- Directions for this task -
Report each line of the data that includes the word "KOSCIOŁ".

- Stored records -
----

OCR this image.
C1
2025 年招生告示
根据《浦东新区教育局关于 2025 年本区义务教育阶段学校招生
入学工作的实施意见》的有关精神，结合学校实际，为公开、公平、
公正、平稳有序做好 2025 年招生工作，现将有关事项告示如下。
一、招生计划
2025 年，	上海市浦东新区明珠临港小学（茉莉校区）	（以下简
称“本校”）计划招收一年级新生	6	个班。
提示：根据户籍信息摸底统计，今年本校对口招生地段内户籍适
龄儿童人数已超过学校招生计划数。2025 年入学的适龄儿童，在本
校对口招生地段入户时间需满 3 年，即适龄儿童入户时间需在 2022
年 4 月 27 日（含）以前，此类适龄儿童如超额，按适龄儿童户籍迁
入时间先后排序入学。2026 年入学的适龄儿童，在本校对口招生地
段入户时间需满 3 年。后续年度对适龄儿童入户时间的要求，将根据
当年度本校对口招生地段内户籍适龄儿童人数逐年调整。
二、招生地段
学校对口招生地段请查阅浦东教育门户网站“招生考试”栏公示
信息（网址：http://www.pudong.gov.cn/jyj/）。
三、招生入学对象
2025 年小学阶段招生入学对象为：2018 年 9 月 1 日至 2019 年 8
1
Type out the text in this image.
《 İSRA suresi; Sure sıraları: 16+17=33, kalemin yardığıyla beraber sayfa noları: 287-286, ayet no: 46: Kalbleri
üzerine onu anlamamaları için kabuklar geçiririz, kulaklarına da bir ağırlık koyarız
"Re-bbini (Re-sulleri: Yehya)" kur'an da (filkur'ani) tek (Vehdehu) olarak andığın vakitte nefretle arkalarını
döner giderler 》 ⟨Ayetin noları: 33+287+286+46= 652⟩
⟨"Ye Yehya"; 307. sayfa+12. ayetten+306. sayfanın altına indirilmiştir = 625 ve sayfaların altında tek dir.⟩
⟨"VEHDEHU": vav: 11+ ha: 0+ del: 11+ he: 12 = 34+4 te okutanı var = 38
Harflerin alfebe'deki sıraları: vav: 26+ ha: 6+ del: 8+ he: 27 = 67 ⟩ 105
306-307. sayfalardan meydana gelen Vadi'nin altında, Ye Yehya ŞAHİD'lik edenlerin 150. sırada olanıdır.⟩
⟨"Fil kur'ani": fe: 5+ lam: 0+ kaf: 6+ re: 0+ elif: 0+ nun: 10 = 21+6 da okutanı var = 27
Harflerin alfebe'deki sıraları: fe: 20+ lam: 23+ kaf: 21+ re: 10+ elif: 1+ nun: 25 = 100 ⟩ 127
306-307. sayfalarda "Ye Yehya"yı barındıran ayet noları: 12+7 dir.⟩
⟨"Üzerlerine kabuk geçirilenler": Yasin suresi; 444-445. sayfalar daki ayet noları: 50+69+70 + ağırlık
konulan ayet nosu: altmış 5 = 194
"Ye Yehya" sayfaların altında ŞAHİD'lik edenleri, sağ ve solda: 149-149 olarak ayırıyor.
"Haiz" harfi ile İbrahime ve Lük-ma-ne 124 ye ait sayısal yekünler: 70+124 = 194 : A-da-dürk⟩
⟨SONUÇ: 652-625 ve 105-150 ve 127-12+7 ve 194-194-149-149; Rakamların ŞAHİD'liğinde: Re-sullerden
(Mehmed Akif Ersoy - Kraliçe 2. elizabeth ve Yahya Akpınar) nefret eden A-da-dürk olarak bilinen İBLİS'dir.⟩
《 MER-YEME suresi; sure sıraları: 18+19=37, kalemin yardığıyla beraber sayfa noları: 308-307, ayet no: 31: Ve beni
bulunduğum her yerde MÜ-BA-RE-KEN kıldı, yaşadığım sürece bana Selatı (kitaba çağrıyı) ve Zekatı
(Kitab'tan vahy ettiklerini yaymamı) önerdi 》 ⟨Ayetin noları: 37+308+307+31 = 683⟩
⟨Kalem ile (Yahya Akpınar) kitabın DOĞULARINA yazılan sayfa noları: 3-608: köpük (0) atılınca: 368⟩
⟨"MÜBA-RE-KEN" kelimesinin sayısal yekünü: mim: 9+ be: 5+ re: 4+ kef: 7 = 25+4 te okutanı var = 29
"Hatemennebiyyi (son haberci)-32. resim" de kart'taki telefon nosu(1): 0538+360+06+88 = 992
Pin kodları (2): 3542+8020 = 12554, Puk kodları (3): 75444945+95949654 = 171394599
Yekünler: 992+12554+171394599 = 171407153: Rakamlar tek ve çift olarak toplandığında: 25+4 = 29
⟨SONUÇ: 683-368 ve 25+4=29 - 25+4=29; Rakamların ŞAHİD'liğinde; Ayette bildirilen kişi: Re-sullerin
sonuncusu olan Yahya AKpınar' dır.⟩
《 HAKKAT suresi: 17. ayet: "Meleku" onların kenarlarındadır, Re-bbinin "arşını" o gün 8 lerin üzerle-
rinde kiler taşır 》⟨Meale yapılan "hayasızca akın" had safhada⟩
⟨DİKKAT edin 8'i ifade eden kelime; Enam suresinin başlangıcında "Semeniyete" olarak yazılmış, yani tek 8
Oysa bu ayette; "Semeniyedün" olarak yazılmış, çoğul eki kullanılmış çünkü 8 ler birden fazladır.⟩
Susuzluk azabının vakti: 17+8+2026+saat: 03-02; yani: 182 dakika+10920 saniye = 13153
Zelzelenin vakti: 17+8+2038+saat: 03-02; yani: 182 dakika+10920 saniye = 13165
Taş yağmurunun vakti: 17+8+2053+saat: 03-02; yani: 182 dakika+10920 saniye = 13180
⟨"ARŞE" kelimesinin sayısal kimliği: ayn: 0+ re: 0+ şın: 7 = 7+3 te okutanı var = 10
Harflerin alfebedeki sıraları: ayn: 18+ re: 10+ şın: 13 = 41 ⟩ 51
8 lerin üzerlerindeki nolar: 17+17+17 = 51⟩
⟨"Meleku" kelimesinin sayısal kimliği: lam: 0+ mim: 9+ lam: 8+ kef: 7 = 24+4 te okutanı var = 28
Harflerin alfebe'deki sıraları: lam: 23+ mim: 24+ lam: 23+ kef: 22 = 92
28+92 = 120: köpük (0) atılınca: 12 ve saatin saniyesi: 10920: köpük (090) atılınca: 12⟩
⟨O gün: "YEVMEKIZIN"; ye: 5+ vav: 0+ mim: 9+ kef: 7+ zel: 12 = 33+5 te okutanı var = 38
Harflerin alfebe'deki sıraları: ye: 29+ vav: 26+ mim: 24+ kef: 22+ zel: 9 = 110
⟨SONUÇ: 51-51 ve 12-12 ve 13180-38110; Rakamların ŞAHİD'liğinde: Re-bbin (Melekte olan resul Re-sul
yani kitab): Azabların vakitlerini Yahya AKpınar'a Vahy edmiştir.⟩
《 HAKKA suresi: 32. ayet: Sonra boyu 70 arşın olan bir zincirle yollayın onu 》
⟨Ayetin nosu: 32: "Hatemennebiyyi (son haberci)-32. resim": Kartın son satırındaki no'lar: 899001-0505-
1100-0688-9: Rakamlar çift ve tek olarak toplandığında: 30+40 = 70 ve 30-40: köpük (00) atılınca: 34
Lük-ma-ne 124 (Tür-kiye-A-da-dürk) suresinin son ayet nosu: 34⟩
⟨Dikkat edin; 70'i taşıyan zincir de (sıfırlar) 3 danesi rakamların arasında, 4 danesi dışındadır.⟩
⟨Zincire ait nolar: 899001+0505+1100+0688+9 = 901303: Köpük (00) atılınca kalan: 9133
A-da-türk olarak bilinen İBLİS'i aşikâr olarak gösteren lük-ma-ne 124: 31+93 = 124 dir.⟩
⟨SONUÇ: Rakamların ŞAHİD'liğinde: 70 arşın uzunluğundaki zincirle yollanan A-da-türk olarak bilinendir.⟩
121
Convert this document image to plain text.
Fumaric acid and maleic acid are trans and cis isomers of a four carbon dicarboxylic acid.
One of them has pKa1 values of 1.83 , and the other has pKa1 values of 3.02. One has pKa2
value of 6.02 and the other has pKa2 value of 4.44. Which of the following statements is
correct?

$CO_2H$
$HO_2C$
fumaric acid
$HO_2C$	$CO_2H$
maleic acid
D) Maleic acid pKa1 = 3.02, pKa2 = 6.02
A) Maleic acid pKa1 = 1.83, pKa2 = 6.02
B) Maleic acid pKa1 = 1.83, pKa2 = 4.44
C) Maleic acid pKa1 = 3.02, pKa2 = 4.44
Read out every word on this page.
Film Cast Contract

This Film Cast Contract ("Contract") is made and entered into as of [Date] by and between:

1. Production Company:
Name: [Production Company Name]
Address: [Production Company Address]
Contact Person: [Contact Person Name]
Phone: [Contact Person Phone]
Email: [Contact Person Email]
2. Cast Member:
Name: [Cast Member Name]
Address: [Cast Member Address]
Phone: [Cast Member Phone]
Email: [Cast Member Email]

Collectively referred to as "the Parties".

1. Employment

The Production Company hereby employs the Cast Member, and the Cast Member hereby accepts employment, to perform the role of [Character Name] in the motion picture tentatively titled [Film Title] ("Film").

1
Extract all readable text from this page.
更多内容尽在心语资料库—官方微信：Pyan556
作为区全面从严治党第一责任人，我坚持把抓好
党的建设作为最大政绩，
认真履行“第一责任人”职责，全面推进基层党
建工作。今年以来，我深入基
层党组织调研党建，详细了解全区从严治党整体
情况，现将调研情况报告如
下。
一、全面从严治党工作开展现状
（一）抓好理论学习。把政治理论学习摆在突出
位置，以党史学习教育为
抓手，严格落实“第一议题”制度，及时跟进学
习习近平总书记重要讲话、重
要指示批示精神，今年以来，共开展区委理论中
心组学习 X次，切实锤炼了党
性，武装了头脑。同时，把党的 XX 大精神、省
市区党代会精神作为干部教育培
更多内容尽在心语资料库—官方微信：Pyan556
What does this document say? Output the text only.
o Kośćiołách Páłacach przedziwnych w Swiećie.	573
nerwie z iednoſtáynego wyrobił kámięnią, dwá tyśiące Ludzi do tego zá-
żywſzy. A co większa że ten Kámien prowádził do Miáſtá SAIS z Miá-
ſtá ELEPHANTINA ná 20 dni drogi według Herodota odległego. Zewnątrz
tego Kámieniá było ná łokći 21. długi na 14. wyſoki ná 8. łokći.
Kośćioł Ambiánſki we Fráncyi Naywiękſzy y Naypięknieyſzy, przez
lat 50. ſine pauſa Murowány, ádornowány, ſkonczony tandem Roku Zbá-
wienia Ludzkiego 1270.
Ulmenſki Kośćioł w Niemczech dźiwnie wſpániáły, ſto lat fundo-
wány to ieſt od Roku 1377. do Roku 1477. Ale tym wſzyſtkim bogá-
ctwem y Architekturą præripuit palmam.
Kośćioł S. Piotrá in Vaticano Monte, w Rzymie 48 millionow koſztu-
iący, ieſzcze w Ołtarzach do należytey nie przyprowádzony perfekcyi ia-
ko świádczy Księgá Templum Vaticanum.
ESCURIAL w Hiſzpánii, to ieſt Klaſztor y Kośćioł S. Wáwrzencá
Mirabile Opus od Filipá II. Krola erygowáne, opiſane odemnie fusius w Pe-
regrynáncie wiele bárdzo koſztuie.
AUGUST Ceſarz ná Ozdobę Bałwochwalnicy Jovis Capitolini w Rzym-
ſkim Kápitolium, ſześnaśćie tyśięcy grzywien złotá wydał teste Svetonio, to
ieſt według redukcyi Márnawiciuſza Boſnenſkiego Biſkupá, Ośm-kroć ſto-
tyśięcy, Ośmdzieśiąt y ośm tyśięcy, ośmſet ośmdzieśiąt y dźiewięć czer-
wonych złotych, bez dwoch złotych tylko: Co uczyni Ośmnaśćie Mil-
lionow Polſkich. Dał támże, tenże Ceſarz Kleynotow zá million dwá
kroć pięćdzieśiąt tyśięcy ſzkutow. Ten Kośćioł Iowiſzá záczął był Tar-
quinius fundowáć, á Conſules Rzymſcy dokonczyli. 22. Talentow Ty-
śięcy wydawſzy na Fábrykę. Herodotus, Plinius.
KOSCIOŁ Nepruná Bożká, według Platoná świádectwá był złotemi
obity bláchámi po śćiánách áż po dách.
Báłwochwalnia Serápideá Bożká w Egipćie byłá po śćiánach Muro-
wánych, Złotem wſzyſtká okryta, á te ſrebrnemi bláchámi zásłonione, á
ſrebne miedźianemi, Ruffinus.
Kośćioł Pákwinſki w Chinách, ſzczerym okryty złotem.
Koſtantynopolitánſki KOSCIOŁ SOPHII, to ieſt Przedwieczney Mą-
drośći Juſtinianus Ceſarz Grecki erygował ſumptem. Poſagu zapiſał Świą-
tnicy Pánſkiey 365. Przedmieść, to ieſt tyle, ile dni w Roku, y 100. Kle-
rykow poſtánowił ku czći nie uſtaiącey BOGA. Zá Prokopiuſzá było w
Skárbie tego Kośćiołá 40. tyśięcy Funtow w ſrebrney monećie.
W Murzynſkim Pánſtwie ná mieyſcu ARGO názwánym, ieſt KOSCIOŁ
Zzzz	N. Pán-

----

- Problem solution -
KOSCIOŁ Nepruná Bożká, według Platoná świádectwá był złotemi
Koſtantynopolitánſki KOSCIOŁ SOPHII, to ieſt Przedwieczney Mą-
W Murzynſkim Pánſtwie ná mieyſcu ARGO názwánym, ieſt KOSCIOŁ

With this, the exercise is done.